- What to work on -
Wherever the word "this" appears in a line, extract that line.

- Input rows -
*-*-*

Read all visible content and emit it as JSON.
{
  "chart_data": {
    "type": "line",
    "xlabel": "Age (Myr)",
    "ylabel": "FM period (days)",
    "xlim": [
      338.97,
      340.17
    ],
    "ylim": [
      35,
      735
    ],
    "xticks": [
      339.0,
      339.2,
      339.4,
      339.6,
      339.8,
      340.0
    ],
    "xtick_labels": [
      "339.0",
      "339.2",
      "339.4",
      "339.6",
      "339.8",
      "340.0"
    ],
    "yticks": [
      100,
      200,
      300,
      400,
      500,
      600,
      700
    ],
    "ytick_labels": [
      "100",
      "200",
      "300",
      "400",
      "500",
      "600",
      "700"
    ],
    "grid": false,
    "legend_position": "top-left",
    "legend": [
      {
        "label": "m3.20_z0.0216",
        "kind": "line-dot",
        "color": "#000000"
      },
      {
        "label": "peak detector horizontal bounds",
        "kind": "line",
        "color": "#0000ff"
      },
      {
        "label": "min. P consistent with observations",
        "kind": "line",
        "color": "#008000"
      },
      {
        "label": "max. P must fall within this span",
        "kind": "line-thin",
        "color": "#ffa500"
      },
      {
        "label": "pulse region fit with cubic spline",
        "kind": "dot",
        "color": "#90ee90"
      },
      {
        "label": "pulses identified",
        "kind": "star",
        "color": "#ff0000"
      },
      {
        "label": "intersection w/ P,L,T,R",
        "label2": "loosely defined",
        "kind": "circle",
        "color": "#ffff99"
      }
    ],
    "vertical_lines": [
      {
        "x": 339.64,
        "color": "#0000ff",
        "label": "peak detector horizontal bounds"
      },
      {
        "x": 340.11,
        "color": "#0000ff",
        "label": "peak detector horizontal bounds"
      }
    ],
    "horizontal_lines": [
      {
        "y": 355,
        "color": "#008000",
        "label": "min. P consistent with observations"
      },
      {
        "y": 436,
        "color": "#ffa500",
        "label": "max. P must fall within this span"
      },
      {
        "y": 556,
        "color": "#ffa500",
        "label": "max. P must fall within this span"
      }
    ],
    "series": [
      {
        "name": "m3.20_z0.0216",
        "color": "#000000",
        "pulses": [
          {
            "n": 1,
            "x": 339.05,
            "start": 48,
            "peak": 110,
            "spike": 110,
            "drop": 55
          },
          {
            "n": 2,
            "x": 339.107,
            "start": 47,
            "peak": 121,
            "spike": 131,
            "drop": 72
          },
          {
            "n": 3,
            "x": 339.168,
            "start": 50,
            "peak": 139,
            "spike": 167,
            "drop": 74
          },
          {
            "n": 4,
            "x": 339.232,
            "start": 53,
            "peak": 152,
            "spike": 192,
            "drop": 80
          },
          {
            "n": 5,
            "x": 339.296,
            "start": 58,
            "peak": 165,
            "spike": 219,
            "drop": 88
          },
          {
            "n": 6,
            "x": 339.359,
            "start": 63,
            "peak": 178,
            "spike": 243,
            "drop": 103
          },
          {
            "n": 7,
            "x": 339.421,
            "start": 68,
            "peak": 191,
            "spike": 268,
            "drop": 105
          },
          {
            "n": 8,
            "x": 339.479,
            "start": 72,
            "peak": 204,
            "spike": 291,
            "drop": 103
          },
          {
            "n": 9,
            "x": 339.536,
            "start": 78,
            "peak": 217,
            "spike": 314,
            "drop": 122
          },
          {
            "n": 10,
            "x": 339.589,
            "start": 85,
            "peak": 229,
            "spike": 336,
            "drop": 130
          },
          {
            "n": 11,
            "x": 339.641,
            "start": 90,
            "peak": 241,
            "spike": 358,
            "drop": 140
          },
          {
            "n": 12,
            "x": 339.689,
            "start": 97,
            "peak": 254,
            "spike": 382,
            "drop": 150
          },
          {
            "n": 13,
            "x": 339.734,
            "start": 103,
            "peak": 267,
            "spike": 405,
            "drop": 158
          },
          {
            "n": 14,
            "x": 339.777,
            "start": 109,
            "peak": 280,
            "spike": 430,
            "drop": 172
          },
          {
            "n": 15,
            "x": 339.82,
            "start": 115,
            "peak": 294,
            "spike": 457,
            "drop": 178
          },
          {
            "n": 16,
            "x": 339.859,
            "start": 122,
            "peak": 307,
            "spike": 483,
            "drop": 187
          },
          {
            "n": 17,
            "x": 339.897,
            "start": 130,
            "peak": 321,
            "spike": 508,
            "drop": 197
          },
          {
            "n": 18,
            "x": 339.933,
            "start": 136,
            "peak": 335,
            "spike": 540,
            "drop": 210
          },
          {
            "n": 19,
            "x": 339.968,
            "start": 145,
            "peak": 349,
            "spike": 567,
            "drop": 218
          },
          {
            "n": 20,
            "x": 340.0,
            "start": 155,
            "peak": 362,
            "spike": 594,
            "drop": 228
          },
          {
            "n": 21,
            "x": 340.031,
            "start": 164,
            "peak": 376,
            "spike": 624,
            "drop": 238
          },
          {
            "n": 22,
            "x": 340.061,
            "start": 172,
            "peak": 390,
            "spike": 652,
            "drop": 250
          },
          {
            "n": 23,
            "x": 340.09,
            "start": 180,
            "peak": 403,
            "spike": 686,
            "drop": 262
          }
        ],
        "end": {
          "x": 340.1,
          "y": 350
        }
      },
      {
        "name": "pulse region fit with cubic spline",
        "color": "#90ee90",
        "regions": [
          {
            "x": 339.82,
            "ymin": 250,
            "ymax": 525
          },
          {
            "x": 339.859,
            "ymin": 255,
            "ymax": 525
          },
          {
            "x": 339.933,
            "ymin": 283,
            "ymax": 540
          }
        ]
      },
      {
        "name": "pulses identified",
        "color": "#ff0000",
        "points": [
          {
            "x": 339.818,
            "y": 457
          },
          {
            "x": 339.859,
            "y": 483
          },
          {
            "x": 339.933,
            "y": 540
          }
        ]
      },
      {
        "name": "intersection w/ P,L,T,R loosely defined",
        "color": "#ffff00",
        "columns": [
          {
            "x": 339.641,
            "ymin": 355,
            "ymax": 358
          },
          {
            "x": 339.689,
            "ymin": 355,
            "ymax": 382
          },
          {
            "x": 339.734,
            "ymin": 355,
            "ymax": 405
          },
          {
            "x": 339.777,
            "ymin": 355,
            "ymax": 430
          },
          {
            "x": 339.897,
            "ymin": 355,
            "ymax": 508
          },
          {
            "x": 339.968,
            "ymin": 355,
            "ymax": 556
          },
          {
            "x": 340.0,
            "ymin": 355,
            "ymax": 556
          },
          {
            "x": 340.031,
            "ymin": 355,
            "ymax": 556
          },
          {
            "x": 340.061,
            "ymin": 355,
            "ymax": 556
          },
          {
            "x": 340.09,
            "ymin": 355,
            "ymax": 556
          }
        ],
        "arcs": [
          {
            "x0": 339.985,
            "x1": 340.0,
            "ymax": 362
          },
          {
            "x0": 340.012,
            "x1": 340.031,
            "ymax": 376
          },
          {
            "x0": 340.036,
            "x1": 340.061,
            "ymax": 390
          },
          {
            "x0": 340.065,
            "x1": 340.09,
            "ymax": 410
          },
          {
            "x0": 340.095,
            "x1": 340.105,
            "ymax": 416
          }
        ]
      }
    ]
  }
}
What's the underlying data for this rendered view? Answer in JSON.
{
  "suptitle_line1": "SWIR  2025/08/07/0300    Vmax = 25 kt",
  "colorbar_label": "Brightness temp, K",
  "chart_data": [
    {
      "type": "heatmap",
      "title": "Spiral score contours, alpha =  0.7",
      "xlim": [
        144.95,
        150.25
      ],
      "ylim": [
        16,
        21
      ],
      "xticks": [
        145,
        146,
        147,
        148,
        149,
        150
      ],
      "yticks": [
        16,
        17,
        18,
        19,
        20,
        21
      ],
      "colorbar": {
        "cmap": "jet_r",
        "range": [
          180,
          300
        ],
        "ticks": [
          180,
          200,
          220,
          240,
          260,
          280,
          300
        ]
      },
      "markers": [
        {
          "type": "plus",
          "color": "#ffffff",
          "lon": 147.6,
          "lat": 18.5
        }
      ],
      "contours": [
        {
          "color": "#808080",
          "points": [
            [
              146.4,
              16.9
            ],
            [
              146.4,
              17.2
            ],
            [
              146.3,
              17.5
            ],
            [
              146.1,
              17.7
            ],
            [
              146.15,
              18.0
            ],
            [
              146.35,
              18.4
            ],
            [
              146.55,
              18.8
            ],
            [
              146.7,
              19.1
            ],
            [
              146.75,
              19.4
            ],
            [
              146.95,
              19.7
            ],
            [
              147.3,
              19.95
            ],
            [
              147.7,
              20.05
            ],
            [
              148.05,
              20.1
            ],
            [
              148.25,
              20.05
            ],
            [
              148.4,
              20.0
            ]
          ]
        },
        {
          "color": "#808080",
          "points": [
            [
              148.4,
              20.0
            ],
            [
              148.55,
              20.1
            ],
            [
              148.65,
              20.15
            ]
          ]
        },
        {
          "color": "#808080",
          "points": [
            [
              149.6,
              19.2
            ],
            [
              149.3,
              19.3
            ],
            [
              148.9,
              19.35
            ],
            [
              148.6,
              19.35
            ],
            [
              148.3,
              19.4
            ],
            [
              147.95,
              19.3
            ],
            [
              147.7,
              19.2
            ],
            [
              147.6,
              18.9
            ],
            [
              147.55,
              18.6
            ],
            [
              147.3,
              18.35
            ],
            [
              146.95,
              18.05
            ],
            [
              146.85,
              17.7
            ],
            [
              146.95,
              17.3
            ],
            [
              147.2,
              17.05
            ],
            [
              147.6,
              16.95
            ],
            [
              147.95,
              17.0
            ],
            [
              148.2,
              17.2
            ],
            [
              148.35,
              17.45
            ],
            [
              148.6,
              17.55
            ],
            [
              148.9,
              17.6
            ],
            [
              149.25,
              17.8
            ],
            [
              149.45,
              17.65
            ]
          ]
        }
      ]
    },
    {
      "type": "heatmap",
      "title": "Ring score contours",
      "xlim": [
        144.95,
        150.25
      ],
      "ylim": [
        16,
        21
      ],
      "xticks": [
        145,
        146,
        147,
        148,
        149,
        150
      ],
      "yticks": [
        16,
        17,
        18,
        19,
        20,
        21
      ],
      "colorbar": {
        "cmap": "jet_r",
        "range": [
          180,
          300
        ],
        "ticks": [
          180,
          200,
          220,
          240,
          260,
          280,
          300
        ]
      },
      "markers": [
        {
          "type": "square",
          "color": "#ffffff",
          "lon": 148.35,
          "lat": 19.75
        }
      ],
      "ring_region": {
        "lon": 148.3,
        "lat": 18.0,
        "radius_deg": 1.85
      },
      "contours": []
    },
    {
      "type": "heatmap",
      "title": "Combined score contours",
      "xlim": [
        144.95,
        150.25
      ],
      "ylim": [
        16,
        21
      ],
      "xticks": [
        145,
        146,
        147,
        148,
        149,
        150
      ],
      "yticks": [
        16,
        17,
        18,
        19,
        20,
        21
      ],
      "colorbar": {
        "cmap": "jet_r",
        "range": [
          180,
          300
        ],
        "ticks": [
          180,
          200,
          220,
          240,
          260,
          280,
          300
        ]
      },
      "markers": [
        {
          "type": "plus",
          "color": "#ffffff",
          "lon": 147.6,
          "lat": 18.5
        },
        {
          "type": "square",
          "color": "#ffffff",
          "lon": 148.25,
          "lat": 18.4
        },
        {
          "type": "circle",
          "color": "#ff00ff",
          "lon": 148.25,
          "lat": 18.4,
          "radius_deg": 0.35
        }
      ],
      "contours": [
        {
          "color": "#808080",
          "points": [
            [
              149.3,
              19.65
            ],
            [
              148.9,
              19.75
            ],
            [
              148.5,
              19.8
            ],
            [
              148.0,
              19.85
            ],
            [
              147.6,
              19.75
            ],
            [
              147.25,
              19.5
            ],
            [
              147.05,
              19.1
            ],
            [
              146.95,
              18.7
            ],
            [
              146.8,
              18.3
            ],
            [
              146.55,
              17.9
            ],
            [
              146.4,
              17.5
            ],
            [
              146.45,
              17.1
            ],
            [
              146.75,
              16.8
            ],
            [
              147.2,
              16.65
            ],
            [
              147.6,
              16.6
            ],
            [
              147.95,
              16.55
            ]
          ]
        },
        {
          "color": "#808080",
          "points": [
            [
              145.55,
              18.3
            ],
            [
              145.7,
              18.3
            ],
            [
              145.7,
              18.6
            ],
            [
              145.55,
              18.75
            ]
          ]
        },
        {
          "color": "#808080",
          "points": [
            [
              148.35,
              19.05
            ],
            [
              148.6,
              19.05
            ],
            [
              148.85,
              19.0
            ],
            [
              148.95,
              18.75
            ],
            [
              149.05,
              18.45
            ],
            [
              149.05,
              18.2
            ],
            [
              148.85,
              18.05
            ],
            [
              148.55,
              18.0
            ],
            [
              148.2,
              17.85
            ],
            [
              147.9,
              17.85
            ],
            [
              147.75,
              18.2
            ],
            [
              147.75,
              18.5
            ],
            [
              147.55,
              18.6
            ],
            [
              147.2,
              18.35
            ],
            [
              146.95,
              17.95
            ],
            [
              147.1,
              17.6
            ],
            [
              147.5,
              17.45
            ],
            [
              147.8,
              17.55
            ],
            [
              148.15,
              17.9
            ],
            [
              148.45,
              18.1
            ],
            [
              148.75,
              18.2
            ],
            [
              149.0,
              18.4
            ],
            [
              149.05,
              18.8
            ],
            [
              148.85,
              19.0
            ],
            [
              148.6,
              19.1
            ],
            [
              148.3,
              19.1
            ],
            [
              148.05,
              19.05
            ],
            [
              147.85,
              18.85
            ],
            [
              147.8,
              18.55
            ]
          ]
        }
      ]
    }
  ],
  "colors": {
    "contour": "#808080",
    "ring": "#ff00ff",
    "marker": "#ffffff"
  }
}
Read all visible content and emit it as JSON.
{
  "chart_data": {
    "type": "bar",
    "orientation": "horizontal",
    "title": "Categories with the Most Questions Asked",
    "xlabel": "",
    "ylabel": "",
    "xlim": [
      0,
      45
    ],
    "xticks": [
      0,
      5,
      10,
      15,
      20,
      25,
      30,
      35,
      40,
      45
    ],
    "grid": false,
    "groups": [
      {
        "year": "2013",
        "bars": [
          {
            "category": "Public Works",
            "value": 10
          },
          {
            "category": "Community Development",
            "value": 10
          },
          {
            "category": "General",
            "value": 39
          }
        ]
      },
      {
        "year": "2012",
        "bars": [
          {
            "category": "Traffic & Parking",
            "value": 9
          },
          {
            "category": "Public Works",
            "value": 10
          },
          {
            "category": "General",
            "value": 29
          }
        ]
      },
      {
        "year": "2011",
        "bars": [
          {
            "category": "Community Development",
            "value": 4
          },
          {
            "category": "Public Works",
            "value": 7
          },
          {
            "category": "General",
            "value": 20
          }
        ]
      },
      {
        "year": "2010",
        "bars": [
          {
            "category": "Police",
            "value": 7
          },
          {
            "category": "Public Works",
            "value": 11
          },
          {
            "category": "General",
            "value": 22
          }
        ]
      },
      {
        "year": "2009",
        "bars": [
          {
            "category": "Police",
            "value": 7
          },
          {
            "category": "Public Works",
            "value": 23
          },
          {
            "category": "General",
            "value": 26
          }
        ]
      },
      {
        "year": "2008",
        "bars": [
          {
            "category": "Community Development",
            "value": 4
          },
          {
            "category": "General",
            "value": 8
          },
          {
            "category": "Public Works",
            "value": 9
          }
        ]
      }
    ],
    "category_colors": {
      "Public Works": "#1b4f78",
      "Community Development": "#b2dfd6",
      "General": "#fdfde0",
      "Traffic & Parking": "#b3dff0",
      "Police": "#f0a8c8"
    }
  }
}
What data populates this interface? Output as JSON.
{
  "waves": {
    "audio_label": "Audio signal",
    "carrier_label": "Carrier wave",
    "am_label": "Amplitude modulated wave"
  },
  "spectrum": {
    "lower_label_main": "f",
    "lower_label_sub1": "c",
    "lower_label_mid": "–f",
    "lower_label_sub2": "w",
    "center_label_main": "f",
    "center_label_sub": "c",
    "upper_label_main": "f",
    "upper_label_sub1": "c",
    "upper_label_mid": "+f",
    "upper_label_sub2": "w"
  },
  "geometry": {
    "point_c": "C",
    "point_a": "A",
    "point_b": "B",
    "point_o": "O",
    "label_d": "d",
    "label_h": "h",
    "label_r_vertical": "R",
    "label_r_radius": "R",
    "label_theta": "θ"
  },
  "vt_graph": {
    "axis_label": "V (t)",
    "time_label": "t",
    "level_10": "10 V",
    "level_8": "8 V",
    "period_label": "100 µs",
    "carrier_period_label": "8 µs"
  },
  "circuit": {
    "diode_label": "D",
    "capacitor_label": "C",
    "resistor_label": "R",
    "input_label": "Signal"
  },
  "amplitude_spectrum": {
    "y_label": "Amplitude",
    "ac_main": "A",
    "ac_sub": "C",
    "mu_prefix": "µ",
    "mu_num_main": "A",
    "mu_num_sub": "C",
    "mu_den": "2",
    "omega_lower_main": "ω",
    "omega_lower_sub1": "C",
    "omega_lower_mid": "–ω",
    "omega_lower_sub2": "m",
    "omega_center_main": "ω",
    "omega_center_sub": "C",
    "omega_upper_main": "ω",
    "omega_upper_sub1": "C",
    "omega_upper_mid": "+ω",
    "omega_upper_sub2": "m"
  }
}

*-*-*

- Exercise output -
        "label": "max. P must fall within this span",
        "label": "max. P must fall within this span"
        "label": "max. P must fall within this span"
What's the underlying data for this rendered view? Answer in JSON.
What data populates this interface? Output as JSON.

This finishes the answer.